**Material provided**
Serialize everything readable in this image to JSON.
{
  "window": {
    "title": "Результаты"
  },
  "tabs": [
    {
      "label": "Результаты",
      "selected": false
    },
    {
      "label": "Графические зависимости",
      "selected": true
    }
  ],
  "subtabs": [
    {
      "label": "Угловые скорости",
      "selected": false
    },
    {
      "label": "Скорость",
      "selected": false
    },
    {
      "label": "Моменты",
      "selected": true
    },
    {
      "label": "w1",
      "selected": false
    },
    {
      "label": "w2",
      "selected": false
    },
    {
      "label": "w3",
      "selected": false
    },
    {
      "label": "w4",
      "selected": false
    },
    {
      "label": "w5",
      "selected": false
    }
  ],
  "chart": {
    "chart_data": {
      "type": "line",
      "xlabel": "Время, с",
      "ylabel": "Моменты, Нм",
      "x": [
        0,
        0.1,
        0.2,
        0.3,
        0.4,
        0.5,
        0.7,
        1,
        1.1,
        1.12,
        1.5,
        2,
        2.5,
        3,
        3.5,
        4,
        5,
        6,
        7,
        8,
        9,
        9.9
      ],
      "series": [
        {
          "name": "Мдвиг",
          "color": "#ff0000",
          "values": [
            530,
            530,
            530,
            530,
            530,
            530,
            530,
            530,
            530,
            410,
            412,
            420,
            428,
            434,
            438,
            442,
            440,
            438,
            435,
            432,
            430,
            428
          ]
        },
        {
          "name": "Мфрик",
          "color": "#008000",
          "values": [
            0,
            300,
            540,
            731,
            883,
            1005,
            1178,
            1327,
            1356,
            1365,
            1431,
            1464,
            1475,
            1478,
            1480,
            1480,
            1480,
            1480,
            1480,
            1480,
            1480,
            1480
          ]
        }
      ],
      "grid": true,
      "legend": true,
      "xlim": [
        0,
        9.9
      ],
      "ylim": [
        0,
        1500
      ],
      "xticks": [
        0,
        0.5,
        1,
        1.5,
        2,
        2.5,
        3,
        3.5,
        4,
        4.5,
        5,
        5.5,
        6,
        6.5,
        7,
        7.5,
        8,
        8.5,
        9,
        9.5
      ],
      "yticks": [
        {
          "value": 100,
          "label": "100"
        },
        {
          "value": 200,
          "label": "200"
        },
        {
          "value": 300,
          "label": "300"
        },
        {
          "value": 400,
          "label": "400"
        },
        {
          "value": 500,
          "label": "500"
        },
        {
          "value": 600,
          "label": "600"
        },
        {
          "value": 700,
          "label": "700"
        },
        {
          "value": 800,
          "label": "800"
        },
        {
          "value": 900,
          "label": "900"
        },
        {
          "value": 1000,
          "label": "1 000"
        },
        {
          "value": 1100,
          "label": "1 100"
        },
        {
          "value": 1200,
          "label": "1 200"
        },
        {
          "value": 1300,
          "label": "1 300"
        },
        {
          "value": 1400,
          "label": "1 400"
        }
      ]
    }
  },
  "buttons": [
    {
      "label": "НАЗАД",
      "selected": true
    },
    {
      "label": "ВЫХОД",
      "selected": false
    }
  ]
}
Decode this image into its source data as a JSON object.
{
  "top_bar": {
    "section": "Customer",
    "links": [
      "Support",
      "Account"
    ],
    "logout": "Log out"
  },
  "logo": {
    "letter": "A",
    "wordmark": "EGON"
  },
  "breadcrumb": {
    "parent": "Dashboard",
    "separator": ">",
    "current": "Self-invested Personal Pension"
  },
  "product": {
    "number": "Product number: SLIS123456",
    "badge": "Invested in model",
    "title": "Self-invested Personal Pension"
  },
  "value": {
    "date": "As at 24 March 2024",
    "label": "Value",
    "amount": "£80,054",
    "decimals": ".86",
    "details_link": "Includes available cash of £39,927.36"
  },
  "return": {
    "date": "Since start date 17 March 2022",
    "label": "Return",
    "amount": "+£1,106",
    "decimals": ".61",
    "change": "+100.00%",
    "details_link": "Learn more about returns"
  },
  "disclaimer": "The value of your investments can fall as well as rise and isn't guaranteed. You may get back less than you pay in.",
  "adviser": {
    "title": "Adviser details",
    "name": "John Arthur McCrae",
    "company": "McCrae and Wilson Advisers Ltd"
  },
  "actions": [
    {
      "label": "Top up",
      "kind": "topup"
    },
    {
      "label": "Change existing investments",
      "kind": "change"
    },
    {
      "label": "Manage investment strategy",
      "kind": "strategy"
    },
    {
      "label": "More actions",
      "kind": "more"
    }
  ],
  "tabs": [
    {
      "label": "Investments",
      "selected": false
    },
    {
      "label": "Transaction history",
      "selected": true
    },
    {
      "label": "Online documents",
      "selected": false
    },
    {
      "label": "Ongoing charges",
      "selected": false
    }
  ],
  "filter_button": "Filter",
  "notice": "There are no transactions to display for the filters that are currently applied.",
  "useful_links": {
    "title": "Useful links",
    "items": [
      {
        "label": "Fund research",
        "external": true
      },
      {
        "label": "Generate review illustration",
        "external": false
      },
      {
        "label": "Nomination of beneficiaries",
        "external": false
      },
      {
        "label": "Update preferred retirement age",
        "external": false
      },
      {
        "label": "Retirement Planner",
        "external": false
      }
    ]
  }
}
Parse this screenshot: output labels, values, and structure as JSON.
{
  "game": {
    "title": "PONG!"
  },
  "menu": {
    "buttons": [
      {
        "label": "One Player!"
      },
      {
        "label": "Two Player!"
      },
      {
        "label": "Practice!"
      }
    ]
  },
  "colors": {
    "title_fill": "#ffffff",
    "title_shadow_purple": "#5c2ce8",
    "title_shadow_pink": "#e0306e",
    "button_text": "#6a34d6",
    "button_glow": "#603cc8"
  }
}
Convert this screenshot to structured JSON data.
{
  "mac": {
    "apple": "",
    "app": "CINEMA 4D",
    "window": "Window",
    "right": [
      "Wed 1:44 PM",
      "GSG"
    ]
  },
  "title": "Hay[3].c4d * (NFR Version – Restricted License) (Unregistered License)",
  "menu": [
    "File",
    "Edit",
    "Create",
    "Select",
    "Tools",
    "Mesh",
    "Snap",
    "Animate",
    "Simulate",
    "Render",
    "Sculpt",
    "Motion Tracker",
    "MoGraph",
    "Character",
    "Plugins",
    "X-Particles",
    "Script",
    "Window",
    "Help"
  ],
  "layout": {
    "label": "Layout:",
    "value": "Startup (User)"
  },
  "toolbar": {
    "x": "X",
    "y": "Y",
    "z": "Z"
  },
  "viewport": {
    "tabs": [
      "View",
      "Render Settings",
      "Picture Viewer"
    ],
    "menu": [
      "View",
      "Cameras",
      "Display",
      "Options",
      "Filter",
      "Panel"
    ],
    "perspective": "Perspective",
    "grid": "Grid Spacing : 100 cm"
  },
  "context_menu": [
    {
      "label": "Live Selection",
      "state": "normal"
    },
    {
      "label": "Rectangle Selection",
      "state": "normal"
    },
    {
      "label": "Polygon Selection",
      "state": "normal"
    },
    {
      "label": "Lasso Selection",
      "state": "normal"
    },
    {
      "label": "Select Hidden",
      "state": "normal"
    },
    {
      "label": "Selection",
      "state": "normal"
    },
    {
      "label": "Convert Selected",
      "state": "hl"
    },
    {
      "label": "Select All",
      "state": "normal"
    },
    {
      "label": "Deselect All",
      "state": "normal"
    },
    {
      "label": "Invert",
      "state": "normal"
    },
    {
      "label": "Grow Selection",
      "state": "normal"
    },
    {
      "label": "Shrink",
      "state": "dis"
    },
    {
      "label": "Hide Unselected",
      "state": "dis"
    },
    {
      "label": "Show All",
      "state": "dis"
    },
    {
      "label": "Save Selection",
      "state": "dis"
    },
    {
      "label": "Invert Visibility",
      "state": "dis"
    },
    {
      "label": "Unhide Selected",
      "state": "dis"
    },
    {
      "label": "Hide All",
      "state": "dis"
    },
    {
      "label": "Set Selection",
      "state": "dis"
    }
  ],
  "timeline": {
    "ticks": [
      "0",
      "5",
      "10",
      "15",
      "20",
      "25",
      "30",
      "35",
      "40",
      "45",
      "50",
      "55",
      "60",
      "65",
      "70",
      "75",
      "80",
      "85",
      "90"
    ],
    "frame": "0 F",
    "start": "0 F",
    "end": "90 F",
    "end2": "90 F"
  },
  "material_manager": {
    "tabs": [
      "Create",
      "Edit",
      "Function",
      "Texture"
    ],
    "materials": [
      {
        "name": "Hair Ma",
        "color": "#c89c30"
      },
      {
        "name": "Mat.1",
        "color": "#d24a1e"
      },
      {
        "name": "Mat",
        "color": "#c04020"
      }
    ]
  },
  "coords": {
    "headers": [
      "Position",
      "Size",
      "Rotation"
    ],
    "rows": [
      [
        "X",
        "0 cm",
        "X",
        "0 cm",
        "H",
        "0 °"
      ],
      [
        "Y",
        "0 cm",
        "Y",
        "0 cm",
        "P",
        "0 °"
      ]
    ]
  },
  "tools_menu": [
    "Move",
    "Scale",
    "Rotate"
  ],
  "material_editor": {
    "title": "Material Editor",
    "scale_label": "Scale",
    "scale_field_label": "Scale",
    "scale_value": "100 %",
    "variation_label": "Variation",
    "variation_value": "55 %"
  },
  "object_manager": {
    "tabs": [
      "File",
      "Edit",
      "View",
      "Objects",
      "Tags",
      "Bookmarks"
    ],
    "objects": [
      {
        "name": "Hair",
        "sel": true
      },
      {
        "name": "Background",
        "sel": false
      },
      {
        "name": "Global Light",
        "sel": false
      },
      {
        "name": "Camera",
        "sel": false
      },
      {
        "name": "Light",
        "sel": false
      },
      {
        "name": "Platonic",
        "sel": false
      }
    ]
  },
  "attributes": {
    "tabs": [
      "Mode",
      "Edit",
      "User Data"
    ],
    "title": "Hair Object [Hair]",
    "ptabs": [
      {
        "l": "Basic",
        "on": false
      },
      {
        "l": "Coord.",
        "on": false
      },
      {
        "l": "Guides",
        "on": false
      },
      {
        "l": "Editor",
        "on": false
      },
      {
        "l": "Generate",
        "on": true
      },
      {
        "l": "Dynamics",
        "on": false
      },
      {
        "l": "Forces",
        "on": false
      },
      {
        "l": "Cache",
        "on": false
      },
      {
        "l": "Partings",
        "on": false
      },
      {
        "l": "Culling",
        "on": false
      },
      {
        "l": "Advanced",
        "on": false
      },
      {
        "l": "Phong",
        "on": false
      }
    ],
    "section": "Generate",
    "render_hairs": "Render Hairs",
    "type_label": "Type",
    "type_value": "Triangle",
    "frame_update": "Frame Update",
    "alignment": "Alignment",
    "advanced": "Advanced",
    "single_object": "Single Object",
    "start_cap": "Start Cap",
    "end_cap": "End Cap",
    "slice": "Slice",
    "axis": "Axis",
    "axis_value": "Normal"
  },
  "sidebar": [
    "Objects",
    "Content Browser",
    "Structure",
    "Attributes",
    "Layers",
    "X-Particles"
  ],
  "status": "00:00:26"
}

**Exercise instructions**
Every line containing the string "this" must be listed.

**Answer to the problem**
Serialize everything readable in this image to JSON.
Decode this image into its source data as a JSON object.
Parse this screenshot: output labels, values, and structure as JSON.
Convert this screenshot to structured JSON data.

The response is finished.